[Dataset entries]
::::::
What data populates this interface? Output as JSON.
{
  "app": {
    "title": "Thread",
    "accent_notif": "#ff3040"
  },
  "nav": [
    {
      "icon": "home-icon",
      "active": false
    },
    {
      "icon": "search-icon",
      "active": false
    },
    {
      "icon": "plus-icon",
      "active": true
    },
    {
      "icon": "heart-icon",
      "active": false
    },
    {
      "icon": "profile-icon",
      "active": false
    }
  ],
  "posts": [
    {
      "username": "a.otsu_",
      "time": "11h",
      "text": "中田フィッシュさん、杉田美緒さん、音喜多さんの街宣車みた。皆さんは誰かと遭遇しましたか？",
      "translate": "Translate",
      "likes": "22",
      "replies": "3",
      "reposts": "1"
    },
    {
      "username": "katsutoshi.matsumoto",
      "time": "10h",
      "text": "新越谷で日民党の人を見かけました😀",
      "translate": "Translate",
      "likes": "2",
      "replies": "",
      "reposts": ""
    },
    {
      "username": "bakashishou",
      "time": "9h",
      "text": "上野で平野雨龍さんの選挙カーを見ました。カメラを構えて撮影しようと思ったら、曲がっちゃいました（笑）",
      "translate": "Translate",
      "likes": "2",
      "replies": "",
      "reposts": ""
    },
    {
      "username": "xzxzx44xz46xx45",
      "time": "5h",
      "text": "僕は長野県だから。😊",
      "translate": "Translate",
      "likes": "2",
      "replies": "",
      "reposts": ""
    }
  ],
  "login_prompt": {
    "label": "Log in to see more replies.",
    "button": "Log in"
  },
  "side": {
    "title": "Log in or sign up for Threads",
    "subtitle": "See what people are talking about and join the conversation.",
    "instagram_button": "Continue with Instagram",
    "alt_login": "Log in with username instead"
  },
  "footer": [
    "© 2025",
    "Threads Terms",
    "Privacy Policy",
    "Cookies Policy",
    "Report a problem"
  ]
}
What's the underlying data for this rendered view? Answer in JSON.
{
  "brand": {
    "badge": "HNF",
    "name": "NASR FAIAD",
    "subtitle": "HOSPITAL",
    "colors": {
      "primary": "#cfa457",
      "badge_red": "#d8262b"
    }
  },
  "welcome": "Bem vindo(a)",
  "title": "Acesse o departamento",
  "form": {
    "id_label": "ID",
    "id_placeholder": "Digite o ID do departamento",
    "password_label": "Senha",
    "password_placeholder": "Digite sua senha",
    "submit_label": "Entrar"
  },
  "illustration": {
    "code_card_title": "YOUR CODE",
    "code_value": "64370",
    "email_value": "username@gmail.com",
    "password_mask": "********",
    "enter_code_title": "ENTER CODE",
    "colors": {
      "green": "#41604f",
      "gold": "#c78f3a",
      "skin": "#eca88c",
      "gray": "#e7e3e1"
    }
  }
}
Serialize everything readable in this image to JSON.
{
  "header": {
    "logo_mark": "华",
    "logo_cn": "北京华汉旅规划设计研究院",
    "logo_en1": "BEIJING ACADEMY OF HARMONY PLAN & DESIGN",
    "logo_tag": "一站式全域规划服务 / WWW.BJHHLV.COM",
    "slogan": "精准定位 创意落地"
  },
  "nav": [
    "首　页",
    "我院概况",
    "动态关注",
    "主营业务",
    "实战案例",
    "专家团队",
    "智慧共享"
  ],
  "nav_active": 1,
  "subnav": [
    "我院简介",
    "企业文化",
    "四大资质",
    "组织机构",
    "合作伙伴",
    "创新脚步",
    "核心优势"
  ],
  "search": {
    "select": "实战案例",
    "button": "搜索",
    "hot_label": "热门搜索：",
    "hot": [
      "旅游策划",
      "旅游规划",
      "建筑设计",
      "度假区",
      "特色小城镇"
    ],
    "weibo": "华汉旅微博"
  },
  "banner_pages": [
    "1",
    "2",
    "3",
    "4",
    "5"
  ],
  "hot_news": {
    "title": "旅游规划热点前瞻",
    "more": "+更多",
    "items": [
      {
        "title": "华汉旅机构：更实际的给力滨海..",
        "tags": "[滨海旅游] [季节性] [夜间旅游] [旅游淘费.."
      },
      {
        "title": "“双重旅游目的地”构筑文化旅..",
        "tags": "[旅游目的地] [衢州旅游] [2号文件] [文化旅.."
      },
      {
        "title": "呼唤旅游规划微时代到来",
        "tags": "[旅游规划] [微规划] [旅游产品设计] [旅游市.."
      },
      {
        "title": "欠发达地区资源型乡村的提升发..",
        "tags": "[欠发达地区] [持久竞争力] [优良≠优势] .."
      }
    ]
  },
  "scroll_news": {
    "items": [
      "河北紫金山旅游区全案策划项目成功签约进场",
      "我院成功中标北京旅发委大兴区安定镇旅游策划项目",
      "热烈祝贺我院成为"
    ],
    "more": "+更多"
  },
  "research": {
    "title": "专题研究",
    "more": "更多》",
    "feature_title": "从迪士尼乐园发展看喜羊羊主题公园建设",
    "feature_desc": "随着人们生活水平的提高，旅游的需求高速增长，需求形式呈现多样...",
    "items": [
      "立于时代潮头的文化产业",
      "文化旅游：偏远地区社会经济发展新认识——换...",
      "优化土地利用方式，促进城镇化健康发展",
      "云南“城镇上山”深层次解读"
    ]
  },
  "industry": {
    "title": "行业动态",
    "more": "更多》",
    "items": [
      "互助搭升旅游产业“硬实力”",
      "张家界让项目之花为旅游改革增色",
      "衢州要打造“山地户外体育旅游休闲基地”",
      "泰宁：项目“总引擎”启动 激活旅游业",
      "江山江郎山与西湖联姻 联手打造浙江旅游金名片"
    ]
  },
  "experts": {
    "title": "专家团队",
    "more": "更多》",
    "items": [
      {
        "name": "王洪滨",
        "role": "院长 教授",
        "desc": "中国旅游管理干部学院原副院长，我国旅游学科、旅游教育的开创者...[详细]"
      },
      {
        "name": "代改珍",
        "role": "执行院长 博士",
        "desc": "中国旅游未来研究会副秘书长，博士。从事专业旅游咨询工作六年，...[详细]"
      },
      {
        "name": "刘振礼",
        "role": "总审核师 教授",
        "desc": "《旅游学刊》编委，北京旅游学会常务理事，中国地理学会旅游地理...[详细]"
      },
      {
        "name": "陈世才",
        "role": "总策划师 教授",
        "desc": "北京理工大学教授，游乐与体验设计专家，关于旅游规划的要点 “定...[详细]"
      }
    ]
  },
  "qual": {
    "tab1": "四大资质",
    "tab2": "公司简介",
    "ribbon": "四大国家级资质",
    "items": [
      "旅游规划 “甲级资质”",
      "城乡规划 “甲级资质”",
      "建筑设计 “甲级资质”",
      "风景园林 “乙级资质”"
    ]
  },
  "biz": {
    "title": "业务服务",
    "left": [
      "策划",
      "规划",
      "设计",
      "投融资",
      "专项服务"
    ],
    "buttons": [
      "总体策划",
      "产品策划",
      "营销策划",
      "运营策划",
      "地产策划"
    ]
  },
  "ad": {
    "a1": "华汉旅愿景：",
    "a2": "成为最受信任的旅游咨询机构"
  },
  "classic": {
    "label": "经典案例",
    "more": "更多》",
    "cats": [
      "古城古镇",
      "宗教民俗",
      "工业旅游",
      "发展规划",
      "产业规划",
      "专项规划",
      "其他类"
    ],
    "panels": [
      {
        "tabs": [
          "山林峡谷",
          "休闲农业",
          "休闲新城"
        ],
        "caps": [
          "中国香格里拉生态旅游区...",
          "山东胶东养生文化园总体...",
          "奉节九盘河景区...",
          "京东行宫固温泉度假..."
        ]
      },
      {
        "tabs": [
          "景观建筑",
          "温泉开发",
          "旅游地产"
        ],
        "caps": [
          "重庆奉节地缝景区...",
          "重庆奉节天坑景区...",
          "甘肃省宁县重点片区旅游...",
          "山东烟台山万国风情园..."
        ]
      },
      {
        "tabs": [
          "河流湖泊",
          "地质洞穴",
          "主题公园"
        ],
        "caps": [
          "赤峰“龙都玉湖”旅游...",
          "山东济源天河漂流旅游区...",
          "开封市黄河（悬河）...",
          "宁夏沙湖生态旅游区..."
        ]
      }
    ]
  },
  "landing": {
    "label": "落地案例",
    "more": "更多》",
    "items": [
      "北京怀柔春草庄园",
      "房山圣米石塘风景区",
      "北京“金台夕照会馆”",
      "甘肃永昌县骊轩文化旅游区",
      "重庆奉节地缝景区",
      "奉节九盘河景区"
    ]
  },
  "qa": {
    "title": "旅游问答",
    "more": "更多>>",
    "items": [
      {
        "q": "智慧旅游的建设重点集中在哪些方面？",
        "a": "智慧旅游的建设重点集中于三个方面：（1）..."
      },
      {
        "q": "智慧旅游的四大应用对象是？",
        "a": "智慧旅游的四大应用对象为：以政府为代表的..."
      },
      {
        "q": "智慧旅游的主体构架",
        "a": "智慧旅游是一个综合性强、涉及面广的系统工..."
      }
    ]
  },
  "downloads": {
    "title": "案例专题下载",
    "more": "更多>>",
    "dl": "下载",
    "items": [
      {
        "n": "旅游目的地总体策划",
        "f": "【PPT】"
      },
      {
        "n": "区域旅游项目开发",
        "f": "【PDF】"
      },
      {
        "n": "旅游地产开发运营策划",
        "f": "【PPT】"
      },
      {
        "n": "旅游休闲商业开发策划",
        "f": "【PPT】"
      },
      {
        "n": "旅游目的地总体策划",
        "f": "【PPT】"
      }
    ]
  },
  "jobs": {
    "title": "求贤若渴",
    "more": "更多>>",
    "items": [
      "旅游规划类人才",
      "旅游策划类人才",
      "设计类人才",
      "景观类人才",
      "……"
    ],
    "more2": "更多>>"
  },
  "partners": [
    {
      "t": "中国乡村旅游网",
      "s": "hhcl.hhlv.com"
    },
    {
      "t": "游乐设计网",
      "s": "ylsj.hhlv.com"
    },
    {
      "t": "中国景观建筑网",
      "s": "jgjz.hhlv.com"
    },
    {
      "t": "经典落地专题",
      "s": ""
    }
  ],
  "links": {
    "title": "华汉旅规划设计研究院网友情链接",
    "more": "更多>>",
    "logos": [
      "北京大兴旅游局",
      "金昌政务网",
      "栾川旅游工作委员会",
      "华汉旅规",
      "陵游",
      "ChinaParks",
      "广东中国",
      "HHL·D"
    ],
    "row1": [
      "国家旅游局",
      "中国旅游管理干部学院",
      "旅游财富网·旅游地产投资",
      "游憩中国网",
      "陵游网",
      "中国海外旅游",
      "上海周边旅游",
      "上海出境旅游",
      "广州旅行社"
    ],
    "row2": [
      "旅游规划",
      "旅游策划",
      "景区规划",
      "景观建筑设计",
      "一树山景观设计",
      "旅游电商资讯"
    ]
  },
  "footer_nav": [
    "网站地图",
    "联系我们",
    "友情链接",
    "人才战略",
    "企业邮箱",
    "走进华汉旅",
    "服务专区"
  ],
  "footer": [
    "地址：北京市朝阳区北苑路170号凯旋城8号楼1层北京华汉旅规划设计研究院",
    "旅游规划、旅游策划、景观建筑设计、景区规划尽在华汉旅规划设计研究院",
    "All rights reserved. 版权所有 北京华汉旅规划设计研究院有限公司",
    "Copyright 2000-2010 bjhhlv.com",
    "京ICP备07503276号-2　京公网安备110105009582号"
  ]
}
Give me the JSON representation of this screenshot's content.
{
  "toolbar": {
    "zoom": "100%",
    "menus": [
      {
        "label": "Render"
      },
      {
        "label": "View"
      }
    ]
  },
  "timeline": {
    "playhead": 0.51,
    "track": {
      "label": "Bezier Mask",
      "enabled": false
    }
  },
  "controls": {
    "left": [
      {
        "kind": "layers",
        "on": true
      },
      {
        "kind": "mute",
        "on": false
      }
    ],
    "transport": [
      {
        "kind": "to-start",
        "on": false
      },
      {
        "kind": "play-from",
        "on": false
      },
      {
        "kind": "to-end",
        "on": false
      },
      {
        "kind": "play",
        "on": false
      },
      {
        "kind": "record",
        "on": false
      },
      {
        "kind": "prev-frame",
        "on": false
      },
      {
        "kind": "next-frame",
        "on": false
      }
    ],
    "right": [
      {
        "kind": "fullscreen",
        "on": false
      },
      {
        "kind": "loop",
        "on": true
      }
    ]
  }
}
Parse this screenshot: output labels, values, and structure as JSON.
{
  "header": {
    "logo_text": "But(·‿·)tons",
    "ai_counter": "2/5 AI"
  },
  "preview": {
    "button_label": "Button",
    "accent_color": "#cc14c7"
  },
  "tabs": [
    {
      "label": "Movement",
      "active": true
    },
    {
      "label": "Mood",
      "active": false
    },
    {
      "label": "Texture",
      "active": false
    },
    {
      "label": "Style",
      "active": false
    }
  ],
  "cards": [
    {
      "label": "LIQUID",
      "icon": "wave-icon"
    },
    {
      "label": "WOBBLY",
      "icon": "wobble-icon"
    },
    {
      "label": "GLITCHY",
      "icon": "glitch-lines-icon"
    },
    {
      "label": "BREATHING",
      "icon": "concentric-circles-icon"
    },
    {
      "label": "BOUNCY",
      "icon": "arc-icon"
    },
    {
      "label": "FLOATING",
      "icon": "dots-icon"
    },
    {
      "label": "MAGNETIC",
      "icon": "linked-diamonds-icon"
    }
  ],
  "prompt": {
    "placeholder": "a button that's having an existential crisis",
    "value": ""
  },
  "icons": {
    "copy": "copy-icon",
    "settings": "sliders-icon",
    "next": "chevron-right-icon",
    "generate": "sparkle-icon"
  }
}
::::::
- _PROMPT_: Using the records above, gather all lines where the string "subtitle" is present.

- _EXERCISE RESULT_:
    "subtitle": "See what people are talking about and join the conversation.",
    "subtitle": "HOSPITAL",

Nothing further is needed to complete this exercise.